### What you should do
Report how many lines in the records hold the string "kind"; give the number and nothing else.

### Stored records
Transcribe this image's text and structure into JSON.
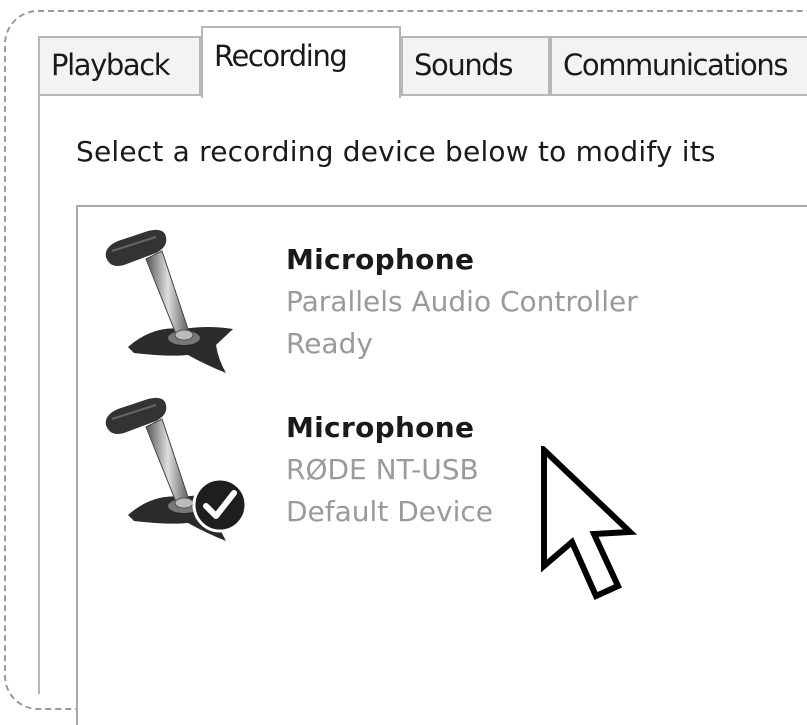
{
  "tabs": [
    {
      "label": "Playback",
      "active": false
    },
    {
      "label": "Recording",
      "active": true
    },
    {
      "label": "Sounds",
      "active": false
    },
    {
      "label": "Communications",
      "active": false
    }
  ],
  "instruction": "Select a recording device below to modify its",
  "devices": [
    {
      "name": "Microphone",
      "driver": "Parallels Audio Controller",
      "status": "Ready",
      "icon": "microphone-icon",
      "is_default": false
    },
    {
      "name": "Microphone",
      "driver": "RØDE NT-USB",
      "status": "Default Device",
      "icon": "microphone-icon",
      "is_default": true,
      "badge_icon": "checkmark-icon"
    }
  ],
  "cursor_icon": "arrow-cursor-icon"
}
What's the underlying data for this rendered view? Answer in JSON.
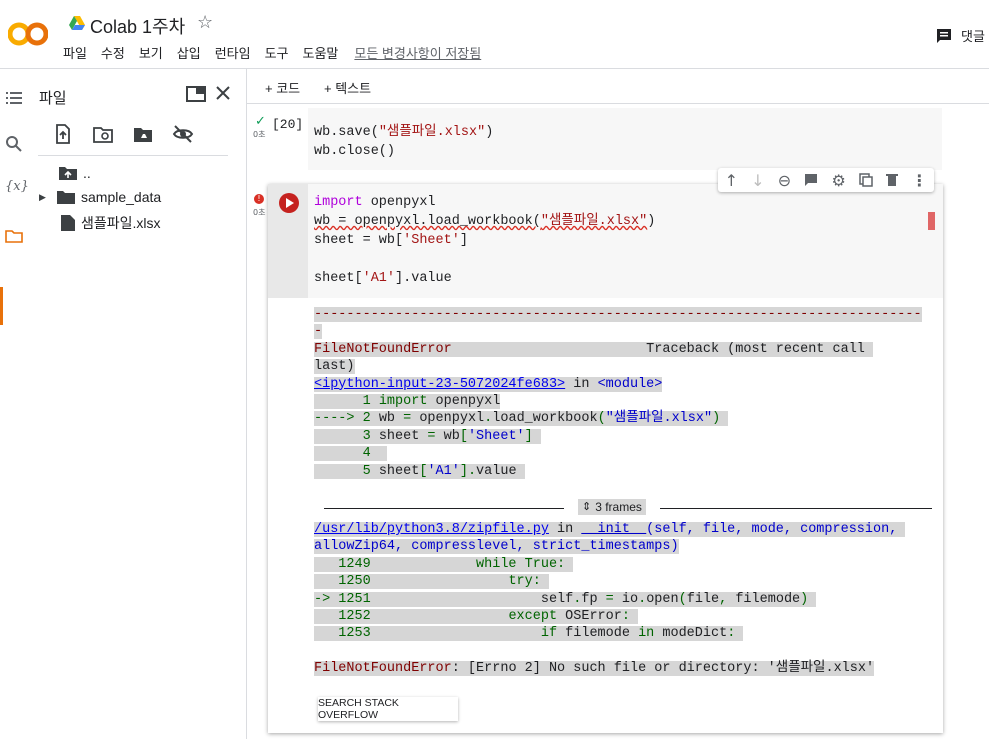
{
  "header": {
    "title": "Colab 1주차",
    "menu": [
      "파일",
      "수정",
      "보기",
      "삽입",
      "런타임",
      "도구",
      "도움말"
    ],
    "saved_status": "모든 변경사항이 저장됨",
    "comment_label": "댓글"
  },
  "files": {
    "title": "파일",
    "items": [
      "..",
      "sample_data",
      "샘플파일.xlsx"
    ]
  },
  "toolbar": {
    "add_code": "+ 코드",
    "add_text": "+ 텍스트"
  },
  "cell1": {
    "exec_count": "[20]",
    "time": "0초",
    "line1_a": "wb.save(",
    "line1_b": "\"샘플파일.xlsx\"",
    "line1_c": ")",
    "line2": "wb.close()"
  },
  "cell2": {
    "time": "0초",
    "l1_kw": "import",
    "l1_rest": " openpyxl",
    "l2_a": "wb = openpyxl.load_workbook(",
    "l2_b": "\"샘플파일.xlsx\"",
    "l2_c": ")",
    "l3_a": "sheet = wb[",
    "l3_b": "'Sheet'",
    "l3_c": "]",
    "l5_a": "sheet[",
    "l5_b": "'A1'",
    "l5_c": "].value"
  },
  "error": {
    "dashes": "---------------------------------------------------------------------------",
    "dash_tail": "-",
    "name": "FileNotFoundError",
    "traceback": "Traceback (most recent call ",
    "traceback2": "last)",
    "ipy_link": "<ipython-input-23-5072024fe683>",
    "in_text": " in ",
    "module": "<module>",
    "frames": "3 frames",
    "zip_link": "/usr/lib/python3.8/zipfile.py",
    "init_fn": "__init__",
    "init_args": "(self, file, mode, compression, ",
    "init_args2": "allowZip64, compresslevel, strict_timestamps)",
    "final_msg": ": [Errno 2] No such file or directory: '샘플파일.xlsx'",
    "so_button": "SEARCH STACK OVERFLOW"
  }
}
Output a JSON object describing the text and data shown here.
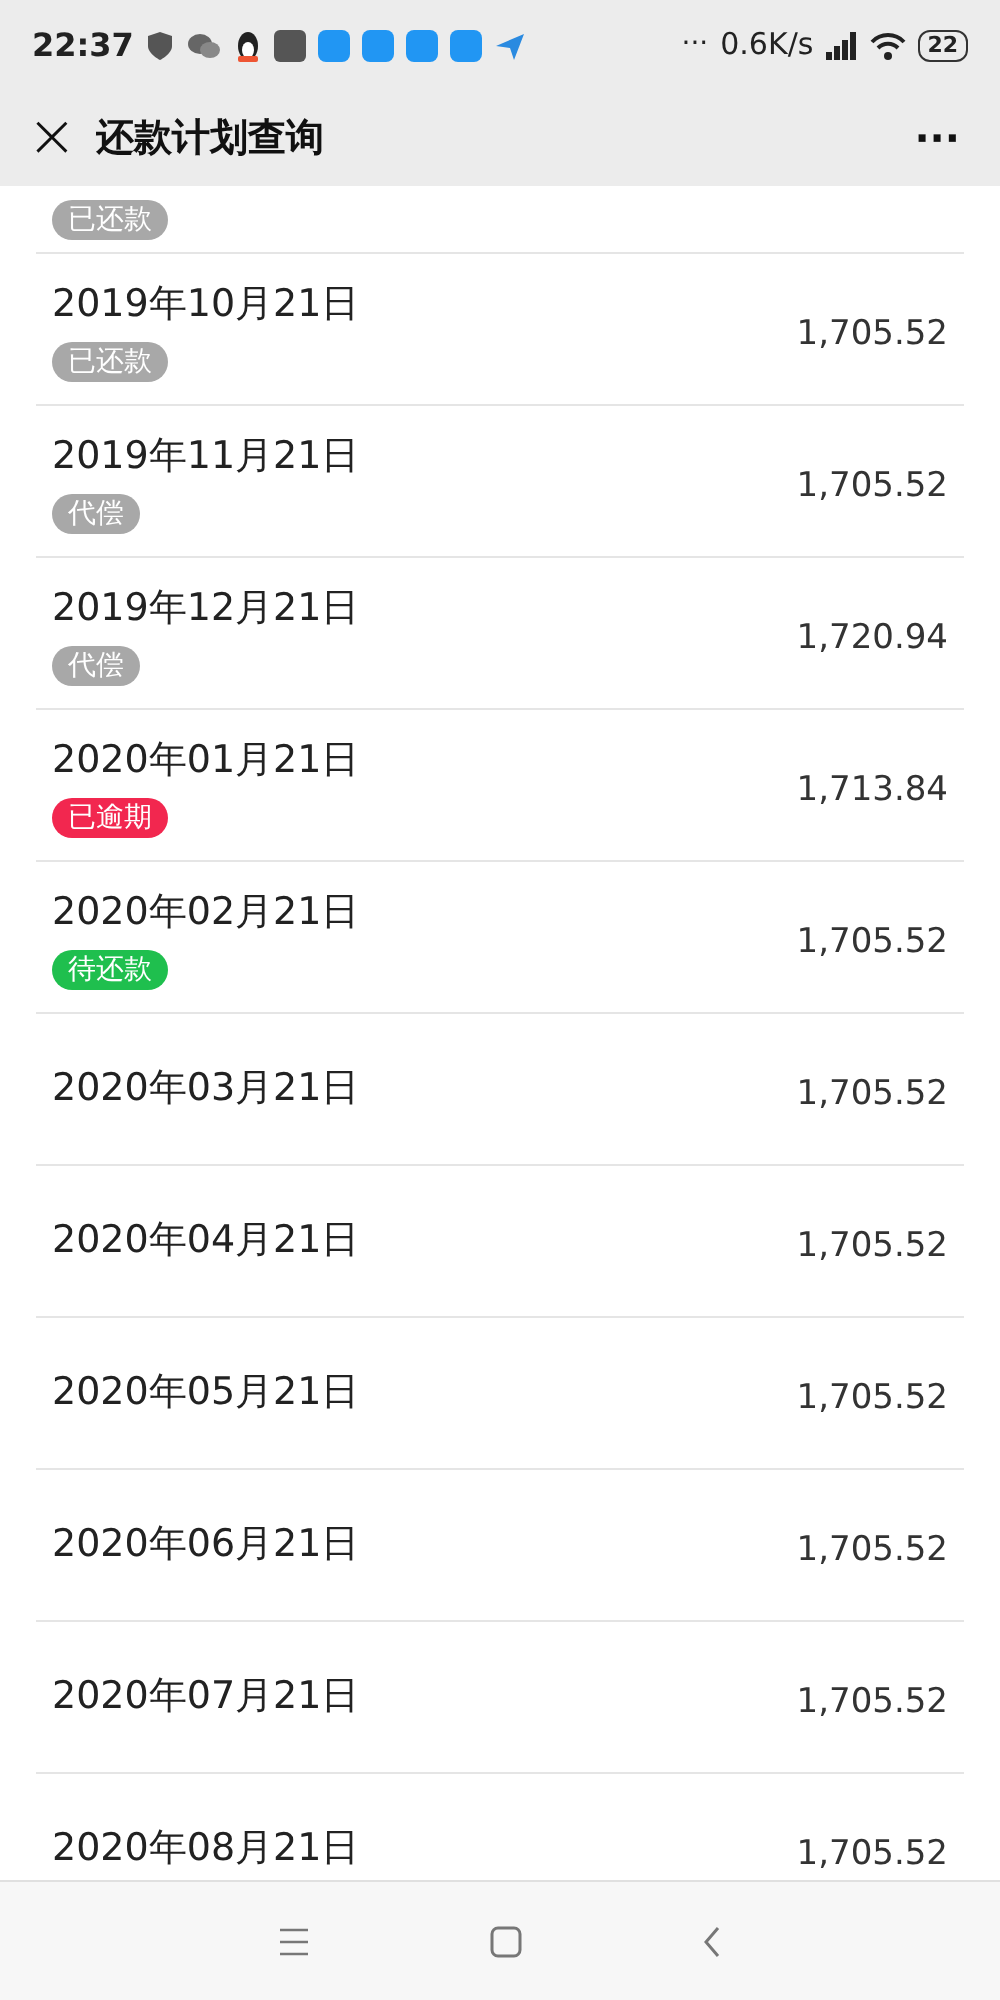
{
  "status_bar": {
    "time": "22:37",
    "more": "···",
    "speed": "0.6K/s",
    "battery": "22"
  },
  "header": {
    "close": "×",
    "title": "还款计划查询",
    "more": "···"
  },
  "partial_row": {
    "status": {
      "label": "已还款",
      "kind": "paid"
    }
  },
  "rows": [
    {
      "date": "2019年10月21日",
      "amount": "1,705.52",
      "status": {
        "label": "已还款",
        "kind": "paid"
      }
    },
    {
      "date": "2019年11月21日",
      "amount": "1,705.52",
      "status": {
        "label": "代偿",
        "kind": "compensated"
      }
    },
    {
      "date": "2019年12月21日",
      "amount": "1,720.94",
      "status": {
        "label": "代偿",
        "kind": "compensated"
      }
    },
    {
      "date": "2020年01月21日",
      "amount": "1,713.84",
      "status": {
        "label": "已逾期",
        "kind": "overdue"
      }
    },
    {
      "date": "2020年02月21日",
      "amount": "1,705.52",
      "status": {
        "label": "待还款",
        "kind": "pending"
      }
    },
    {
      "date": "2020年03月21日",
      "amount": "1,705.52"
    },
    {
      "date": "2020年04月21日",
      "amount": "1,705.52"
    },
    {
      "date": "2020年05月21日",
      "amount": "1,705.52"
    },
    {
      "date": "2020年06月21日",
      "amount": "1,705.52"
    },
    {
      "date": "2020年07月21日",
      "amount": "1,705.52"
    },
    {
      "date": "2020年08月21日",
      "amount": "1,705.52"
    }
  ]
}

### Exercise answer
6